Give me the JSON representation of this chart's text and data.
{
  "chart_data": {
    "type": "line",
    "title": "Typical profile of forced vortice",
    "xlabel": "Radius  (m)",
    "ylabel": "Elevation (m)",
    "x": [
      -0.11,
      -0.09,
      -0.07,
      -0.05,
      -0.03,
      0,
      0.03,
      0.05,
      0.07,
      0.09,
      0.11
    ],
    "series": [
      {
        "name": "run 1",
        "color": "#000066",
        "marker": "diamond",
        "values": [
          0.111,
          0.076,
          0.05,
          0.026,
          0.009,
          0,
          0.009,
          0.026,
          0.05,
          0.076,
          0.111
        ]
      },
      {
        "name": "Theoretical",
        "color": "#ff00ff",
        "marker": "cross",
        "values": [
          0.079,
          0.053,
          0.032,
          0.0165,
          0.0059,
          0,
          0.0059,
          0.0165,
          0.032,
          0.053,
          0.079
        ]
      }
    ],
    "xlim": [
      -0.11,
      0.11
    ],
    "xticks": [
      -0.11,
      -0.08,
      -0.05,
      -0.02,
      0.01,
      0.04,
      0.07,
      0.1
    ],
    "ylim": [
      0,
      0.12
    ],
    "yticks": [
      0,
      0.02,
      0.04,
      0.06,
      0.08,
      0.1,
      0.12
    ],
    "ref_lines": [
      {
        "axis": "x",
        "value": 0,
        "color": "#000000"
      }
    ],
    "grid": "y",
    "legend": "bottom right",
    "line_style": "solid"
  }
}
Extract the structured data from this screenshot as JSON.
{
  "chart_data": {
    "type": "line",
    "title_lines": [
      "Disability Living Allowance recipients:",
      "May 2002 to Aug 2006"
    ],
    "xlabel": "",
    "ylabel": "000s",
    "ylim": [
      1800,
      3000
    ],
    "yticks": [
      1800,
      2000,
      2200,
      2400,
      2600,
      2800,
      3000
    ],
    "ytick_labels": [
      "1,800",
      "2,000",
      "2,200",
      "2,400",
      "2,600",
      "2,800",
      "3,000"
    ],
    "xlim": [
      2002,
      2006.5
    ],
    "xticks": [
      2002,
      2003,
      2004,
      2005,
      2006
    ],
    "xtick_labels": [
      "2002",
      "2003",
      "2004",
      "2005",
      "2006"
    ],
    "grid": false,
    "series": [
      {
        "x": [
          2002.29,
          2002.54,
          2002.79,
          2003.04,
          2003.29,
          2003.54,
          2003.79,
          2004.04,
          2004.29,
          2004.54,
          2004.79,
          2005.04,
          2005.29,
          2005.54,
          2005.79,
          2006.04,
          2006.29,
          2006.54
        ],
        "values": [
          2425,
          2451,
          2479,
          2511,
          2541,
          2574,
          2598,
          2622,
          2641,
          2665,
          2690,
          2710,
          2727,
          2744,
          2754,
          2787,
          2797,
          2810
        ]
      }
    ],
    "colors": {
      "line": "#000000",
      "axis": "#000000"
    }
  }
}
::::::::::
> _WORK REQUIRED_:
Output the full listing without altering anything.

> _WRITTEN SOLUTION_:
Give me the JSON representation of this chart's text and data.
{
  "chart_data": {
    "type": "line",
    "title": "Typical profile of forced vortice",
    "xlabel": "Radius  (m)",
    "ylabel": "Elevation (m)",
    "x": [
      -0.11,
      -0.09,
      -0.07,
      -0.05,
      -0.03,
      0,
      0.03,
      0.05,
      0.07,
      0.09,
      0.11
    ],
    "series": [
      {
        "name": "run 1",
        "color": "#000066",
        "marker": "diamond",
        "values": [
          0.111,
          0.076,
          0.05,
          0.026,
          0.009,
          0,
          0.009,
          0.026,
          0.05,
          0.076,
          0.111
        ]
      },
      {
        "name": "Theoretical",
        "color": "#ff00ff",
        "marker": "cross",
        "values": [
          0.079,
          0.053,
          0.032,
          0.0165,
          0.0059,
          0,
          0.0059,
          0.0165,
          0.032,
          0.053,
          0.079
        ]
      }
    ],
    "xlim": [
      -0.11,
      0.11
    ],
    "xticks": [
      -0.11,
      -0.08,
      -0.05,
      -0.02,
      0.01,
      0.04,
      0.07,
      0.1
    ],
    "ylim": [
      0,
      0.12
    ],
    "yticks": [
      0,
      0.02,
      0.04,
      0.06,
      0.08,
      0.1,
      0.12
    ],
    "ref_lines": [
      {
        "axis": "x",
        "value": 0,
        "color": "#000000"
      }
    ],
    "grid": "y",
    "legend": "bottom right",
    "line_style": "solid"
  }
}
Extract the structured data from this screenshot as JSON.
{
  "chart_data": {
    "type": "line",
    "title_lines": [
      "Disability Living Allowance recipients:",
      "May 2002 to Aug 2006"
    ],
    "xlabel": "",
    "ylabel": "000s",
    "ylim": [
      1800,
      3000
    ],
    "yticks": [
      1800,
      2000,
      2200,
      2400,
      2600,
      2800,
      3000
    ],
    "ytick_labels": [
      "1,800",
      "2,000",
      "2,200",
      "2,400",
      "2,600",
      "2,800",
      "3,000"
    ],
    "xlim": [
      2002,
      2006.5
    ],
    "xticks": [
      2002,
      2003,
      2004,
      2005,
      2006
    ],
    "xtick_labels": [
      "2002",
      "2003",
      "2004",
      "2005",
      "2006"
    ],
    "grid": false,
    "series": [
      {
        "x": [
          2002.29,
          2002.54,
          2002.79,
          2003.04,
          2003.29,
          2003.54,
          2003.79,
          2004.04,
          2004.29,
          2004.54,
          2004.79,
          2005.04,
          2005.29,
          2005.54,
          2005.79,
          2006.04,
          2006.29,
          2006.54
        ],
        "values": [
          2425,
          2451,
          2479,
          2511,
          2541,
          2574,
          2598,
          2622,
          2641,
          2665,
          2690,
          2710,
          2727,
          2744,
          2754,
          2787,
          2797,
          2810
        ]
      }
    ],
    "colors": {
      "line": "#000000",
      "axis": "#000000"
    }
  }
}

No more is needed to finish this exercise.